Extracted records:
========================================
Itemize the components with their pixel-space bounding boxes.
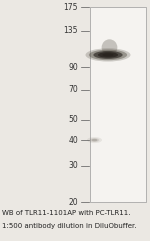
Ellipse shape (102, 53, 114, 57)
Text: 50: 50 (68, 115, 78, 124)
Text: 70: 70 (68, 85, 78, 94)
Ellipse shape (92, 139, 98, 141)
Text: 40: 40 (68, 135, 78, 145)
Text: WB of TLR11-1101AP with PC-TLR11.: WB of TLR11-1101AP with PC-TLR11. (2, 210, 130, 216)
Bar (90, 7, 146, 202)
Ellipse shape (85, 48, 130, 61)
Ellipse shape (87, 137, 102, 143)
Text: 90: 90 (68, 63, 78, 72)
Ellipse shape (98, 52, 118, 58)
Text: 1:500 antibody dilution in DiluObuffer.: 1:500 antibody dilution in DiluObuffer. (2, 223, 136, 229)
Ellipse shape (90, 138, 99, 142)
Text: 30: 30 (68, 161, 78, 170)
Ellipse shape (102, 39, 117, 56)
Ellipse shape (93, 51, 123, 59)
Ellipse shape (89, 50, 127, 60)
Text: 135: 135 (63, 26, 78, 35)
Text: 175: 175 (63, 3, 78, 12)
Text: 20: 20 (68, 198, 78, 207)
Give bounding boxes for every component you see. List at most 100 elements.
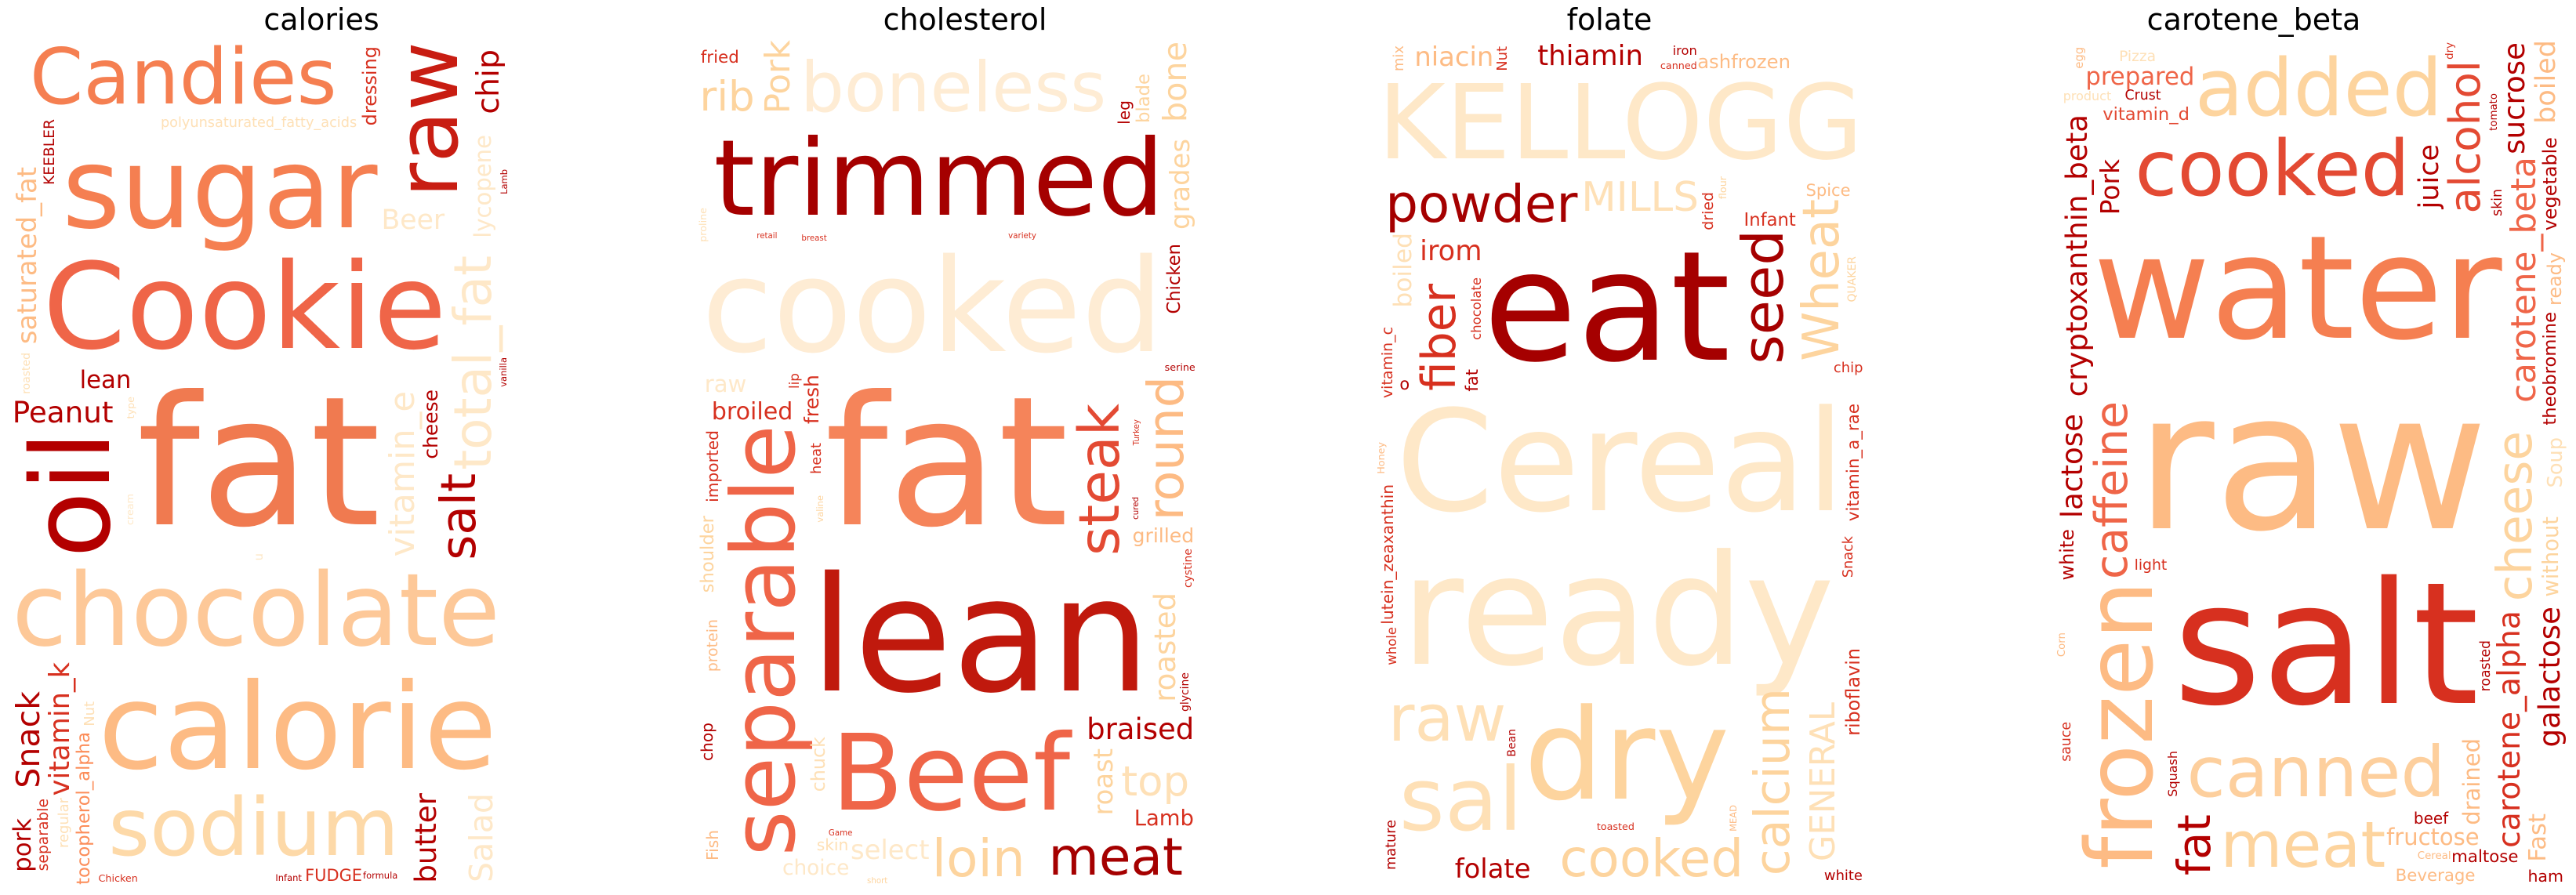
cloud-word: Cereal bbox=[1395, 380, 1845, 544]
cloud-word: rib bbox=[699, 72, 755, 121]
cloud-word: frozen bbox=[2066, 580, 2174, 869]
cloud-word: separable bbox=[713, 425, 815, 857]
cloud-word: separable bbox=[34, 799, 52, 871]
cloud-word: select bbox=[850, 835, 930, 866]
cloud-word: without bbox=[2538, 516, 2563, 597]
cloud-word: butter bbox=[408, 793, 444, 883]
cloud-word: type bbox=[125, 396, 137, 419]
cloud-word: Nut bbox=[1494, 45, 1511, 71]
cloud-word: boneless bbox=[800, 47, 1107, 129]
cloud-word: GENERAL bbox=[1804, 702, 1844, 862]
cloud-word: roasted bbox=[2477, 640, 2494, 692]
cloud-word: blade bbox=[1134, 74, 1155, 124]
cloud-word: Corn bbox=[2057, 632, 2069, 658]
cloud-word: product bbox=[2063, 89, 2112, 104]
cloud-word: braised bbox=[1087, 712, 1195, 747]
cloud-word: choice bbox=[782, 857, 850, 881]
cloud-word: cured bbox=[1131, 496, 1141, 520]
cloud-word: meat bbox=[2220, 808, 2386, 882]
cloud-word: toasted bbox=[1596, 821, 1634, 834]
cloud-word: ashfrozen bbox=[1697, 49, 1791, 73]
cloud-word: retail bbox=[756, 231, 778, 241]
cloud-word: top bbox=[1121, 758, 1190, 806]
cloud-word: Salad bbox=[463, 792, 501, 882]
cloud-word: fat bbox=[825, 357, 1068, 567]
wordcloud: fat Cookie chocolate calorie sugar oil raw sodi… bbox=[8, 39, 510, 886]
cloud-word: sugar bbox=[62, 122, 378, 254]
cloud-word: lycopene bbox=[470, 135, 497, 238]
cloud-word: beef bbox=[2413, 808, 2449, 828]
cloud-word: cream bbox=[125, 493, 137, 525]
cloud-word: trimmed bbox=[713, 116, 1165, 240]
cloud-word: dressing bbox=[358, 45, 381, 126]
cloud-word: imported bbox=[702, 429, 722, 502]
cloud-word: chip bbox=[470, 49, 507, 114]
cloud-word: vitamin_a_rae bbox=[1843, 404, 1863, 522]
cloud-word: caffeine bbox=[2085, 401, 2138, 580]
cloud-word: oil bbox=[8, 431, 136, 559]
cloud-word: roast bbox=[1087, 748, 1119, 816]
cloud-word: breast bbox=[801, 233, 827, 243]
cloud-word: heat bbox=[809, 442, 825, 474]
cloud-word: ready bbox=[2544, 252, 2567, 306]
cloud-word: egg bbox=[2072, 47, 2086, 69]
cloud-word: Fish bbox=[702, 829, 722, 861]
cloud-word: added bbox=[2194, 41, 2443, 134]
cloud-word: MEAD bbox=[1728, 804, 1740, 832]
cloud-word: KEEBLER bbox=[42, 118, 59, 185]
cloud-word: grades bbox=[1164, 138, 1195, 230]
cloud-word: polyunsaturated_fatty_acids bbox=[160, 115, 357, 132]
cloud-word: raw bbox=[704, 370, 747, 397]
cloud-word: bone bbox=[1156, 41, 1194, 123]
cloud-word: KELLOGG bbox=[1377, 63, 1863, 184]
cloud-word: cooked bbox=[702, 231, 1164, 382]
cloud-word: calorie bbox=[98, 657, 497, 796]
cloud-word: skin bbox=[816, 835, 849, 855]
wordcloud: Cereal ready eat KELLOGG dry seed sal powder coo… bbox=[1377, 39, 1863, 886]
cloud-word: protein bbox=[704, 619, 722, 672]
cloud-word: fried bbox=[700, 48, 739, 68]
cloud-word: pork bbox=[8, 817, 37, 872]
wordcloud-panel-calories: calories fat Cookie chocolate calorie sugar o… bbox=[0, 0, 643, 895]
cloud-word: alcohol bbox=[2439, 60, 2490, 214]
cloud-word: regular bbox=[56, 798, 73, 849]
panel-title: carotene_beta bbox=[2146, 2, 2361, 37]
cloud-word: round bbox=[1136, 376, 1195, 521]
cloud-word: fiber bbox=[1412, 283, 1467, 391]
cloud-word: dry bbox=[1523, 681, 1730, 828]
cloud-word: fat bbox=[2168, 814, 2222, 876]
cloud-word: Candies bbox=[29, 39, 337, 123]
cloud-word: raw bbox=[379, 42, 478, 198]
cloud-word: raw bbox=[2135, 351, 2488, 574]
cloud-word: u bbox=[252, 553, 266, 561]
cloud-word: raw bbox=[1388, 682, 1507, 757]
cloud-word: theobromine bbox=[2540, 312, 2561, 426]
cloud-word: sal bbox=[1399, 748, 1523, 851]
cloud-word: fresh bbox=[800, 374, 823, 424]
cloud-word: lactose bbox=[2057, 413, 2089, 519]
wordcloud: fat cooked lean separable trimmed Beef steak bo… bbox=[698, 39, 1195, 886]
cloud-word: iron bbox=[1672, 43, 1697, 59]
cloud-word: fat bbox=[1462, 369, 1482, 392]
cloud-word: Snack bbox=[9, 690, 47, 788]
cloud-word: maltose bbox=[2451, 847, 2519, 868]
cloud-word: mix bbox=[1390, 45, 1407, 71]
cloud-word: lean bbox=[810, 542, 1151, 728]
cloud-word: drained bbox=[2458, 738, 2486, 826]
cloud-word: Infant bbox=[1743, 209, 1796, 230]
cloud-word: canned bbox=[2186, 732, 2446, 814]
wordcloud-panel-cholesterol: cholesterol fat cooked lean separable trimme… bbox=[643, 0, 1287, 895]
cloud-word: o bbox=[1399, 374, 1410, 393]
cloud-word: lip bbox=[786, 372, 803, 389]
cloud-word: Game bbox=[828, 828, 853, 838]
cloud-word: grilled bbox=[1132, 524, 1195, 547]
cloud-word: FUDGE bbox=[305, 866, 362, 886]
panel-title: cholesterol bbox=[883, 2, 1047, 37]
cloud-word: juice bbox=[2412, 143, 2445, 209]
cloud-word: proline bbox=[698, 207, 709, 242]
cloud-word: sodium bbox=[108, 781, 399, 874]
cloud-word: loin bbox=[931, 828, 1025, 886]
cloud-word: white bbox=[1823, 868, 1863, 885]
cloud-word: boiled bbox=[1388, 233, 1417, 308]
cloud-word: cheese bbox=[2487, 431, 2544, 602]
========================================
» Exercise instructions: Faithful copy, images left out: write out every line of data.

» Answer section:
Itemize the components with their pixel-space bounding boxes.
Ellipse shape (102, 53, 114, 57)
Text: 50: 50 (68, 115, 78, 124)
Text: 70: 70 (68, 85, 78, 94)
Ellipse shape (92, 139, 98, 141)
Text: 40: 40 (68, 135, 78, 145)
Text: WB of TLR11-1101AP with PC-TLR11.: WB of TLR11-1101AP with PC-TLR11. (2, 210, 130, 216)
Bar (90, 7, 146, 202)
Ellipse shape (85, 48, 130, 61)
Ellipse shape (87, 137, 102, 143)
Text: 90: 90 (68, 63, 78, 72)
Ellipse shape (98, 52, 118, 58)
Text: 1:500 antibody dilution in DiluObuffer.: 1:500 antibody dilution in DiluObuffer. (2, 223, 136, 229)
Ellipse shape (90, 138, 99, 142)
Text: 30: 30 (68, 161, 78, 170)
Ellipse shape (102, 39, 117, 56)
Ellipse shape (93, 51, 123, 59)
Ellipse shape (89, 50, 127, 60)
Text: 135: 135 (63, 26, 78, 35)
Text: 175: 175 (63, 3, 78, 12)
Text: 20: 20 (68, 198, 78, 207)
Give bounding boxes for every component you see. List at most 100 elements.
cloud-word: Cereal bbox=[1395, 380, 1845, 544]
cloud-word: rib bbox=[699, 72, 755, 121]
cloud-word: frozen bbox=[2066, 580, 2174, 869]
cloud-word: separable bbox=[713, 425, 815, 857]
cloud-word: separable bbox=[34, 799, 52, 871]
cloud-word: select bbox=[850, 835, 930, 866]
cloud-word: without bbox=[2538, 516, 2563, 597]
cloud-word: butter bbox=[408, 793, 444, 883]
cloud-word: type bbox=[125, 396, 137, 419]
cloud-word: Nut bbox=[1494, 45, 1511, 71]
cloud-word: boneless bbox=[800, 47, 1107, 129]
cloud-word: GENERAL bbox=[1804, 702, 1844, 862]
cloud-word: roasted bbox=[2477, 640, 2494, 692]
cloud-word: blade bbox=[1134, 74, 1155, 124]
cloud-word: Corn bbox=[2057, 632, 2069, 658]
cloud-word: product bbox=[2063, 89, 2112, 104]
cloud-word: braised bbox=[1087, 712, 1195, 747]
cloud-word: choice bbox=[782, 857, 850, 881]
cloud-word: cured bbox=[1131, 496, 1141, 520]
cloud-word: meat bbox=[2220, 808, 2386, 882]
cloud-word: toasted bbox=[1596, 821, 1634, 834]
cloud-word: ashfrozen bbox=[1697, 49, 1791, 73]
cloud-word: retail bbox=[756, 231, 778, 241]
cloud-word: top bbox=[1121, 758, 1190, 806]
cloud-word: Salad bbox=[463, 792, 501, 882]
cloud-word: fat bbox=[825, 357, 1068, 567]
wordcloud: fat Cookie chocolate calorie sugar oil raw sodi… bbox=[8, 39, 510, 886]
cloud-word: sugar bbox=[62, 122, 378, 254]
cloud-word: lycopene bbox=[470, 135, 497, 238]
cloud-word: beef bbox=[2413, 808, 2449, 828]
cloud-word: cream bbox=[125, 493, 137, 525]
cloud-word: trimmed bbox=[713, 116, 1165, 240]
cloud-word: dressing bbox=[358, 45, 381, 126]
cloud-word: imported bbox=[702, 429, 722, 502]
cloud-word: chip bbox=[470, 49, 507, 114]
cloud-word: vitamin_a_rae bbox=[1843, 404, 1863, 522]
cloud-word: caffeine bbox=[2085, 401, 2138, 580]
cloud-word: oil bbox=[8, 431, 136, 559]
cloud-word: roast bbox=[1087, 748, 1119, 816]
cloud-word: breast bbox=[801, 233, 827, 243]
cloud-word: heat bbox=[809, 442, 825, 474]
cloud-word: ready bbox=[2544, 252, 2567, 306]
cloud-word: egg bbox=[2072, 47, 2086, 69]
cloud-word: Fish bbox=[702, 829, 722, 861]
cloud-word: added bbox=[2194, 41, 2443, 134]
cloud-word: MEAD bbox=[1728, 804, 1740, 832]
cloud-word: KEEBLER bbox=[42, 118, 59, 185]
cloud-word: grades bbox=[1164, 138, 1195, 230]
cloud-word: polyunsaturated_fatty_acids bbox=[160, 115, 357, 132]
cloud-word: raw bbox=[704, 370, 747, 397]
cloud-word: bone bbox=[1156, 41, 1194, 123]
cloud-word: KELLOGG bbox=[1377, 63, 1863, 184]
cloud-word: cooked bbox=[702, 231, 1164, 382]
cloud-word: calorie bbox=[98, 657, 497, 796]
cloud-word: skin bbox=[816, 835, 849, 855]
wordcloud: Cereal ready eat KELLOGG dry seed sal powder coo… bbox=[1377, 39, 1863, 886]
cloud-word: protein bbox=[704, 619, 722, 672]
cloud-word: fried bbox=[700, 48, 739, 68]
cloud-word: pork bbox=[8, 817, 37, 872]
wordcloud-panel-calories: calories fat Cookie chocolate calorie sugar o… bbox=[0, 0, 643, 895]
cloud-word: alcohol bbox=[2439, 60, 2490, 214]
cloud-word: regular bbox=[56, 798, 73, 849]
panel-title: carotene_beta bbox=[2146, 2, 2361, 37]
cloud-word: round bbox=[1136, 376, 1195, 521]
cloud-word: fiber bbox=[1412, 283, 1467, 391]
cloud-word: dry bbox=[1523, 681, 1730, 828]
cloud-word: fat bbox=[2168, 814, 2222, 876]
cloud-word: Candies bbox=[29, 39, 337, 123]
cloud-word: raw bbox=[379, 42, 478, 198]
cloud-word: raw bbox=[2135, 351, 2488, 574]
cloud-word: u bbox=[252, 553, 266, 561]
cloud-word: raw bbox=[1388, 682, 1507, 757]
cloud-word: theobromine bbox=[2540, 312, 2561, 426]
cloud-word: sal bbox=[1399, 748, 1523, 851]
cloud-word: fresh bbox=[800, 374, 823, 424]
cloud-word: lactose bbox=[2057, 413, 2089, 519]
wordcloud: fat cooked lean separable trimmed Beef steak bo… bbox=[698, 39, 1195, 886]
cloud-word: iron bbox=[1672, 43, 1697, 59]
cloud-word: fat bbox=[1462, 369, 1482, 392]
cloud-word: Snack bbox=[9, 690, 47, 788]
cloud-word: maltose bbox=[2451, 847, 2519, 868]
cloud-word: mix bbox=[1390, 45, 1407, 71]
cloud-word: lean bbox=[810, 542, 1151, 728]
cloud-word: drained bbox=[2458, 738, 2486, 826]
cloud-word: Infant bbox=[1743, 209, 1796, 230]
cloud-word: canned bbox=[2186, 732, 2446, 814]
wordcloud-panel-cholesterol: cholesterol fat cooked lean separable trimme… bbox=[643, 0, 1287, 895]
cloud-word: o bbox=[1399, 374, 1410, 393]
cloud-word: lip bbox=[786, 372, 803, 389]
cloud-word: Game bbox=[828, 828, 853, 838]
cloud-word: grilled bbox=[1132, 524, 1195, 547]
cloud-word: FUDGE bbox=[305, 866, 362, 886]
panel-title: cholesterol bbox=[883, 2, 1047, 37]
cloud-word: juice bbox=[2412, 143, 2445, 209]
cloud-word: proline bbox=[698, 207, 709, 242]
cloud-word: sodium bbox=[108, 781, 399, 874]
cloud-word: loin bbox=[931, 828, 1025, 886]
cloud-word: white bbox=[1823, 868, 1863, 885]
cloud-word: boiled bbox=[1388, 233, 1417, 308]
cloud-word: cheese bbox=[2487, 431, 2544, 602]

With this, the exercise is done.